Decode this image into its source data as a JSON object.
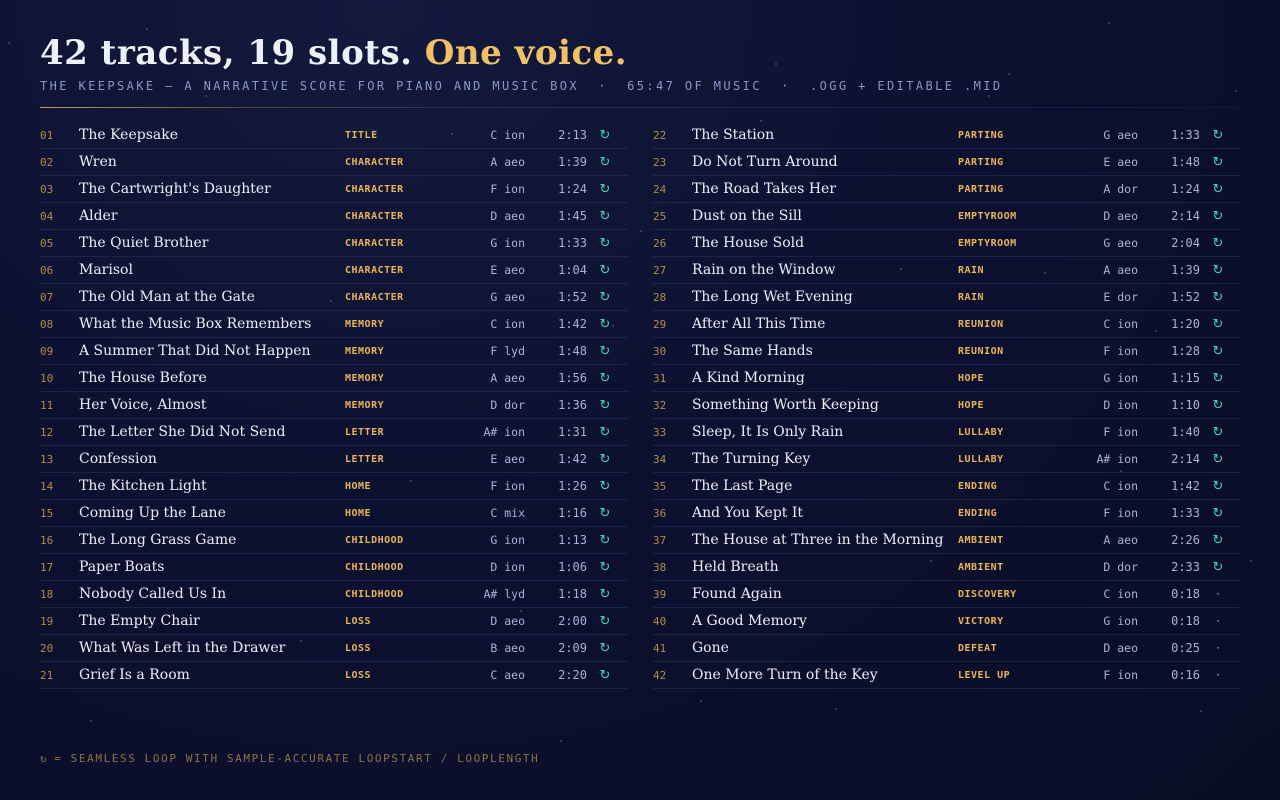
{
  "header": {
    "title_main": "42 tracks, 19 slots.",
    "title_accent": "One voice.",
    "subtitle": "THE KEEPSAKE — A NARRATIVE SCORE FOR PIANO AND MUSIC BOX  ·  65:47 OF MUSIC  ·  .OGG + EDITABLE .MID"
  },
  "loop_symbol": "↻",
  "oneshot_symbol": "·",
  "tracks_left": [
    {
      "num": "01",
      "name": "The Keepsake",
      "tag": "TITLE",
      "key": "C ion",
      "dur": "2:13",
      "loop": true
    },
    {
      "num": "02",
      "name": "Wren",
      "tag": "CHARACTER",
      "key": "A aeo",
      "dur": "1:39",
      "loop": true
    },
    {
      "num": "03",
      "name": "The Cartwright's Daughter",
      "tag": "CHARACTER",
      "key": "F ion",
      "dur": "1:24",
      "loop": true
    },
    {
      "num": "04",
      "name": "Alder",
      "tag": "CHARACTER",
      "key": "D aeo",
      "dur": "1:45",
      "loop": true
    },
    {
      "num": "05",
      "name": "The Quiet Brother",
      "tag": "CHARACTER",
      "key": "G ion",
      "dur": "1:33",
      "loop": true
    },
    {
      "num": "06",
      "name": "Marisol",
      "tag": "CHARACTER",
      "key": "E aeo",
      "dur": "1:04",
      "loop": true
    },
    {
      "num": "07",
      "name": "The Old Man at the Gate",
      "tag": "CHARACTER",
      "key": "G aeo",
      "dur": "1:52",
      "loop": true
    },
    {
      "num": "08",
      "name": "What the Music Box Remembers",
      "tag": "MEMORY",
      "key": "C ion",
      "dur": "1:42",
      "loop": true
    },
    {
      "num": "09",
      "name": "A Summer That Did Not Happen",
      "tag": "MEMORY",
      "key": "F lyd",
      "dur": "1:48",
      "loop": true
    },
    {
      "num": "10",
      "name": "The House Before",
      "tag": "MEMORY",
      "key": "A aeo",
      "dur": "1:56",
      "loop": true
    },
    {
      "num": "11",
      "name": "Her Voice, Almost",
      "tag": "MEMORY",
      "key": "D dor",
      "dur": "1:36",
      "loop": true
    },
    {
      "num": "12",
      "name": "The Letter She Did Not Send",
      "tag": "LETTER",
      "key": "A# ion",
      "dur": "1:31",
      "loop": true
    },
    {
      "num": "13",
      "name": "Confession",
      "tag": "LETTER",
      "key": "E aeo",
      "dur": "1:42",
      "loop": true
    },
    {
      "num": "14",
      "name": "The Kitchen Light",
      "tag": "HOME",
      "key": "F ion",
      "dur": "1:26",
      "loop": true
    },
    {
      "num": "15",
      "name": "Coming Up the Lane",
      "tag": "HOME",
      "key": "C mix",
      "dur": "1:16",
      "loop": true
    },
    {
      "num": "16",
      "name": "The Long Grass Game",
      "tag": "CHILDHOOD",
      "key": "G ion",
      "dur": "1:13",
      "loop": true
    },
    {
      "num": "17",
      "name": "Paper Boats",
      "tag": "CHILDHOOD",
      "key": "D ion",
      "dur": "1:06",
      "loop": true
    },
    {
      "num": "18",
      "name": "Nobody Called Us In",
      "tag": "CHILDHOOD",
      "key": "A# lyd",
      "dur": "1:18",
      "loop": true
    },
    {
      "num": "19",
      "name": "The Empty Chair",
      "tag": "LOSS",
      "key": "D aeo",
      "dur": "2:00",
      "loop": true
    },
    {
      "num": "20",
      "name": "What Was Left in the Drawer",
      "tag": "LOSS",
      "key": "B aeo",
      "dur": "2:09",
      "loop": true
    },
    {
      "num": "21",
      "name": "Grief Is a Room",
      "tag": "LOSS",
      "key": "C aeo",
      "dur": "2:20",
      "loop": true
    }
  ],
  "tracks_right": [
    {
      "num": "22",
      "name": "The Station",
      "tag": "PARTING",
      "key": "G aeo",
      "dur": "1:33",
      "loop": true
    },
    {
      "num": "23",
      "name": "Do Not Turn Around",
      "tag": "PARTING",
      "key": "E aeo",
      "dur": "1:48",
      "loop": true
    },
    {
      "num": "24",
      "name": "The Road Takes Her",
      "tag": "PARTING",
      "key": "A dor",
      "dur": "1:24",
      "loop": true
    },
    {
      "num": "25",
      "name": "Dust on the Sill",
      "tag": "EMPTYROOM",
      "key": "D aeo",
      "dur": "2:14",
      "loop": true
    },
    {
      "num": "26",
      "name": "The House Sold",
      "tag": "EMPTYROOM",
      "key": "G aeo",
      "dur": "2:04",
      "loop": true
    },
    {
      "num": "27",
      "name": "Rain on the Window",
      "tag": "RAIN",
      "key": "A aeo",
      "dur": "1:39",
      "loop": true
    },
    {
      "num": "28",
      "name": "The Long Wet Evening",
      "tag": "RAIN",
      "key": "E dor",
      "dur": "1:52",
      "loop": true
    },
    {
      "num": "29",
      "name": "After All This Time",
      "tag": "REUNION",
      "key": "C ion",
      "dur": "1:20",
      "loop": true
    },
    {
      "num": "30",
      "name": "The Same Hands",
      "tag": "REUNION",
      "key": "F ion",
      "dur": "1:28",
      "loop": true
    },
    {
      "num": "31",
      "name": "A Kind Morning",
      "tag": "HOPE",
      "key": "G ion",
      "dur": "1:15",
      "loop": true
    },
    {
      "num": "32",
      "name": "Something Worth Keeping",
      "tag": "HOPE",
      "key": "D ion",
      "dur": "1:10",
      "loop": true
    },
    {
      "num": "33",
      "name": "Sleep, It Is Only Rain",
      "tag": "LULLABY",
      "key": "F ion",
      "dur": "1:40",
      "loop": true
    },
    {
      "num": "34",
      "name": "The Turning Key",
      "tag": "LULLABY",
      "key": "A# ion",
      "dur": "2:14",
      "loop": true
    },
    {
      "num": "35",
      "name": "The Last Page",
      "tag": "ENDING",
      "key": "C ion",
      "dur": "1:42",
      "loop": true
    },
    {
      "num": "36",
      "name": "And You Kept It",
      "tag": "ENDING",
      "key": "F ion",
      "dur": "1:33",
      "loop": true
    },
    {
      "num": "37",
      "name": "The House at Three in the Morning",
      "tag": "AMBIENT",
      "key": "A aeo",
      "dur": "2:26",
      "loop": true
    },
    {
      "num": "38",
      "name": "Held Breath",
      "tag": "AMBIENT",
      "key": "D dor",
      "dur": "2:33",
      "loop": true
    },
    {
      "num": "39",
      "name": "Found Again",
      "tag": "DISCOVERY",
      "key": "C ion",
      "dur": "0:18",
      "loop": false
    },
    {
      "num": "40",
      "name": "A Good Memory",
      "tag": "VICTORY",
      "key": "G ion",
      "dur": "0:18",
      "loop": false
    },
    {
      "num": "41",
      "name": "Gone",
      "tag": "DEFEAT",
      "key": "D aeo",
      "dur": "0:25",
      "loop": false
    },
    {
      "num": "42",
      "name": "One More Turn of the Key",
      "tag": "LEVEL UP",
      "key": "F ion",
      "dur": "0:16",
      "loop": false
    }
  ],
  "footer": {
    "symbol": "↻",
    "text": "= SEAMLESS LOOP WITH SAMPLE-ACCURATE LOOPSTART / LOOPLENGTH"
  },
  "colors": {
    "accent": "#f0c068",
    "tag": "#e9b458",
    "loop": "#4fd1b3",
    "background": "#0d1130"
  }
}
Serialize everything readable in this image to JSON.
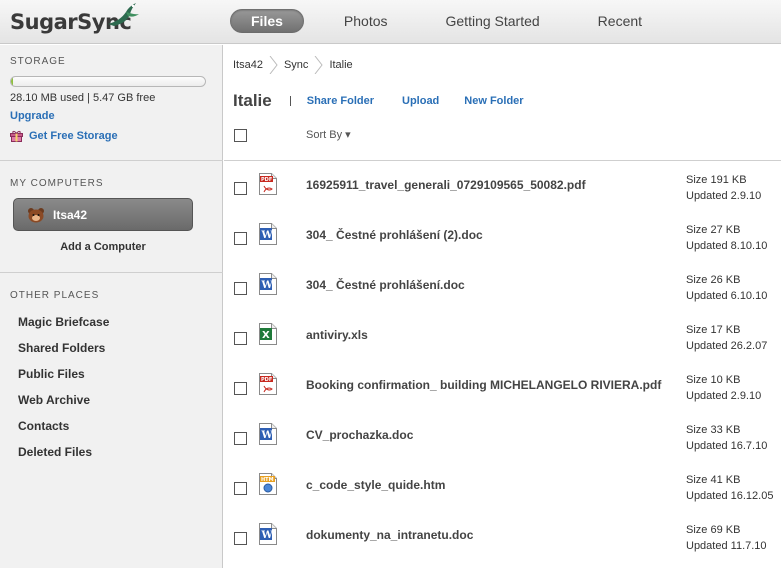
{
  "app": {
    "logo_text": "SugarSync"
  },
  "nav": {
    "items": [
      "Files",
      "Photos",
      "Getting Started",
      "Recent"
    ],
    "active": "Files"
  },
  "sidebar": {
    "storage": {
      "title": "STORAGE",
      "used_text": "28.10 MB used | 5.47 GB free",
      "used_fraction": 0.005,
      "upgrade_label": "Upgrade",
      "free_storage_label": "Get Free Storage"
    },
    "my_computers": {
      "title": "MY COMPUTERS",
      "computer_name": "Itsa42",
      "add_label": "Add a Computer"
    },
    "other_places": {
      "title": "OTHER PLACES",
      "items": [
        "Magic Briefcase",
        "Shared Folders",
        "Public Files",
        "Web Archive",
        "Contacts",
        "Deleted Files"
      ]
    }
  },
  "main": {
    "breadcrumb": [
      "Itsa42",
      "Sync",
      "Italie"
    ],
    "folder_title": "Italie",
    "actions": {
      "share": "Share Folder",
      "upload": "Upload",
      "new_folder": "New Folder"
    },
    "sort_label": "Sort By ▾",
    "files": [
      {
        "name": "16925911_travel_generali_0729109565_50082.pdf",
        "type": "pdf",
        "size": "Size 191 KB",
        "updated": "Updated 2.9.10"
      },
      {
        "name": "304_ Čestné prohlášení (2).doc",
        "type": "doc",
        "size": "Size 27 KB",
        "updated": "Updated 8.10.10"
      },
      {
        "name": "304_ Čestné prohlášení.doc",
        "type": "doc",
        "size": "Size 26 KB",
        "updated": "Updated 6.10.10"
      },
      {
        "name": "antiviry.xls",
        "type": "xls",
        "size": "Size 17 KB",
        "updated": "Updated 26.2.07"
      },
      {
        "name": "Booking confirmation_ building MICHELANGELO RIVIERA.pdf",
        "type": "pdf",
        "size": "Size 10 KB",
        "updated": "Updated 2.9.10"
      },
      {
        "name": "CV_prochazka.doc",
        "type": "doc",
        "size": "Size 33 KB",
        "updated": "Updated 16.7.10"
      },
      {
        "name": "c_code_style_quide.htm",
        "type": "htm",
        "size": "Size 41 KB",
        "updated": "Updated 16.12.05"
      },
      {
        "name": "dokumenty_na_intranetu.doc",
        "type": "doc",
        "size": "Size 69 KB",
        "updated": "Updated 11.7.10"
      }
    ]
  },
  "colors": {
    "link": "#2a6fb6",
    "storage_fill": "#8fbf3f",
    "active_tab": "#7d7d7d"
  }
}
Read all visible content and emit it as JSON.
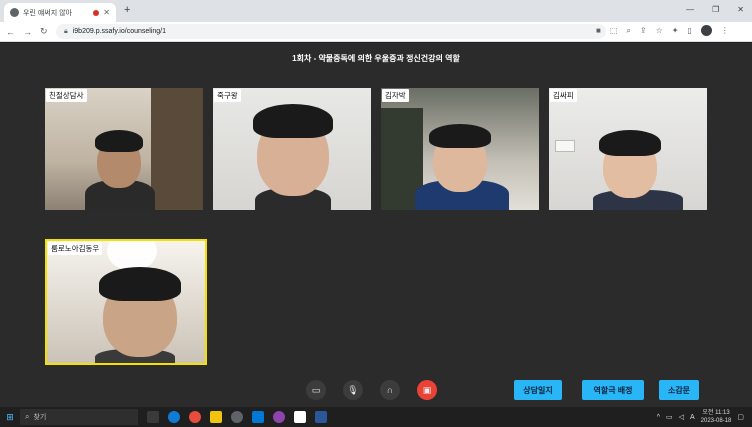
{
  "browser": {
    "tab_title": "우린 얘써지 않아",
    "new_tab": "+",
    "url": "i9b209.p.ssafy.io/counseling/1",
    "window_controls": [
      "—",
      "❐",
      "✕"
    ]
  },
  "session": {
    "title": "1회차 - 약물중독에 의한 우울증과 정신건강의 역할"
  },
  "participants": [
    {
      "name": "친절상담사"
    },
    {
      "name": "죽구왕"
    },
    {
      "name": "김자박"
    },
    {
      "name": "김싸피"
    },
    {
      "name": "룸로노아김동우"
    }
  ],
  "controls": {
    "camera_icon": "video-camera-icon",
    "mic_icon": "microphone-icon",
    "headset_icon": "headset-icon",
    "leave_icon": "leave-call-icon"
  },
  "actions": {
    "log_label": "상담일지",
    "role_label": "역할극 배정",
    "review_label": "소감문"
  },
  "taskbar": {
    "search_label": "찾기",
    "time": "오전 11:13",
    "date": "2023-08-18",
    "lang": "A"
  },
  "colors": {
    "accent": "#29b6f6",
    "active_speaker_border": "#f5e100",
    "leave": "#ea4335"
  }
}
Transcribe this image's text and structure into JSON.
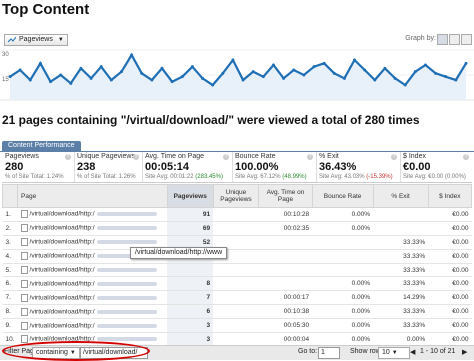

# What you will do:
Which lines hold the word "Updated"? Copy every one of them.

# Output below:
        "updated": "Updated 2.9.10"
        "updated": "Updated 8.10.10"
        "updated": "Updated 6.10.10"
        "updated": "Updated 26.2.07"
        "updated": "Updated 2.9.10"
        "updated": "Updated 16.7.10"
        "updated": "Updated 16.12.05"
        "updated": "Updated 11.7.10"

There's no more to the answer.